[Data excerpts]
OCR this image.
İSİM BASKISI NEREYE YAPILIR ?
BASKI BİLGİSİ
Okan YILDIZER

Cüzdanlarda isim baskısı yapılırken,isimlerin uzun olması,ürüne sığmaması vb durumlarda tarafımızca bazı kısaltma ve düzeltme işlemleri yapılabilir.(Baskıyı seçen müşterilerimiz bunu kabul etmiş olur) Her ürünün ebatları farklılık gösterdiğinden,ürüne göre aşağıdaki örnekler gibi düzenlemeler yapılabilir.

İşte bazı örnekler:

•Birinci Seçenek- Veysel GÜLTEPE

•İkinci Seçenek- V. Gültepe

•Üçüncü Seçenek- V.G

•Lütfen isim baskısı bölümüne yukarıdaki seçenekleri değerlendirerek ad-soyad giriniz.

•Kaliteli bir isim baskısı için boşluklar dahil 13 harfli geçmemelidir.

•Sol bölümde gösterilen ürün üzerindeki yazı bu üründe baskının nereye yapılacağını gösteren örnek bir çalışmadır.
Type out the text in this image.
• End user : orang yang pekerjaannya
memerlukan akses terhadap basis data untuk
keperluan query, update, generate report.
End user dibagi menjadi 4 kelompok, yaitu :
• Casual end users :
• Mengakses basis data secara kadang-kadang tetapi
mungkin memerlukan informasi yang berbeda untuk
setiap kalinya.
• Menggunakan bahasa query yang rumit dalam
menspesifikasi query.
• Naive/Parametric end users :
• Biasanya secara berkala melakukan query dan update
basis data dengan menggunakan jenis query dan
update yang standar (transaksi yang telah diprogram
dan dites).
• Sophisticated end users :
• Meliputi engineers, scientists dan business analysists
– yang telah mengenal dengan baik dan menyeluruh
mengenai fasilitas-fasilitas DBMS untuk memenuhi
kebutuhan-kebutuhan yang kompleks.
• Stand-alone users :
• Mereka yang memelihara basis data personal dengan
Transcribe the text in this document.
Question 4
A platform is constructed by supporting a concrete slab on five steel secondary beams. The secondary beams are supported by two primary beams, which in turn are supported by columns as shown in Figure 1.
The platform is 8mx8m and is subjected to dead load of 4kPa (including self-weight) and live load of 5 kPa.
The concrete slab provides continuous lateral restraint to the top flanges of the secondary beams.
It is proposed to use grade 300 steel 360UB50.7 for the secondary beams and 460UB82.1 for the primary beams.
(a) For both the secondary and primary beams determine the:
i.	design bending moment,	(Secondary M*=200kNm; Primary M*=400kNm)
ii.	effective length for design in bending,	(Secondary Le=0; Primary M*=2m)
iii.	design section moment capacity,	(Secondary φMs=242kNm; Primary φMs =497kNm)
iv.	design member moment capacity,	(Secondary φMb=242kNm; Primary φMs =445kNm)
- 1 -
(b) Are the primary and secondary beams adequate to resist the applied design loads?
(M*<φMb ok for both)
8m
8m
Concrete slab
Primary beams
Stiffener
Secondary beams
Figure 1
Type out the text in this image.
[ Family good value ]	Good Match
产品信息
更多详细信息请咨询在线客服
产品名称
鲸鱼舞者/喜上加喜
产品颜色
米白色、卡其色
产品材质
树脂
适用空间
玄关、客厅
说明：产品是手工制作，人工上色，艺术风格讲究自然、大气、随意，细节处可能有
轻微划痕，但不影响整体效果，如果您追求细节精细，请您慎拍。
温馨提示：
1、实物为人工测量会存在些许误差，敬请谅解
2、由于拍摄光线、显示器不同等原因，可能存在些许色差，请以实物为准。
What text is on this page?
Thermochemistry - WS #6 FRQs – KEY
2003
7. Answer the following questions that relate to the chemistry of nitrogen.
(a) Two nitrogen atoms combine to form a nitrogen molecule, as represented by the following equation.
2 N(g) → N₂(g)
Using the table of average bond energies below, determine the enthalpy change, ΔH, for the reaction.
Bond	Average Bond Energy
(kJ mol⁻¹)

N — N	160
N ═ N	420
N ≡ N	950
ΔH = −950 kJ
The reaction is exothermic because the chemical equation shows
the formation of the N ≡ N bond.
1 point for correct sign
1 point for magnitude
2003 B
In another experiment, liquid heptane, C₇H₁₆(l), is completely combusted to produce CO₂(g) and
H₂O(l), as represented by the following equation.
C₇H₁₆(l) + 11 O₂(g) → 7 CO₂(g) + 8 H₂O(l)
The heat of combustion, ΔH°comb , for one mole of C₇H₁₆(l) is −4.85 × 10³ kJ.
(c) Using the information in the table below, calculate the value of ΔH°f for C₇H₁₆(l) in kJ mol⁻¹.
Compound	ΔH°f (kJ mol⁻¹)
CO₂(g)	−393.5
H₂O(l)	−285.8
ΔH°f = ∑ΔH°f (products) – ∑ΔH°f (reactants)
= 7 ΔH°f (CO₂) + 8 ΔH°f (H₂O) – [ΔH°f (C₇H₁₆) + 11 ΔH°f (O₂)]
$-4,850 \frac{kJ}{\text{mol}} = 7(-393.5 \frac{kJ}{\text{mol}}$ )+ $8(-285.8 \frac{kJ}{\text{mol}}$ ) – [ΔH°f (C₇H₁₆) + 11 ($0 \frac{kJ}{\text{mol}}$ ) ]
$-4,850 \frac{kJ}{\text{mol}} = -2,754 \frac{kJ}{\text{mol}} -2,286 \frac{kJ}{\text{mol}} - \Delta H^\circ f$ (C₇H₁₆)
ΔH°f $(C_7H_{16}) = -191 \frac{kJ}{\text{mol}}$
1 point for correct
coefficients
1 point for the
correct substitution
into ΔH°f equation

Exercise -> Report how many lines of the listing above include the word "text". Say nothing but the number.

Task result -> 7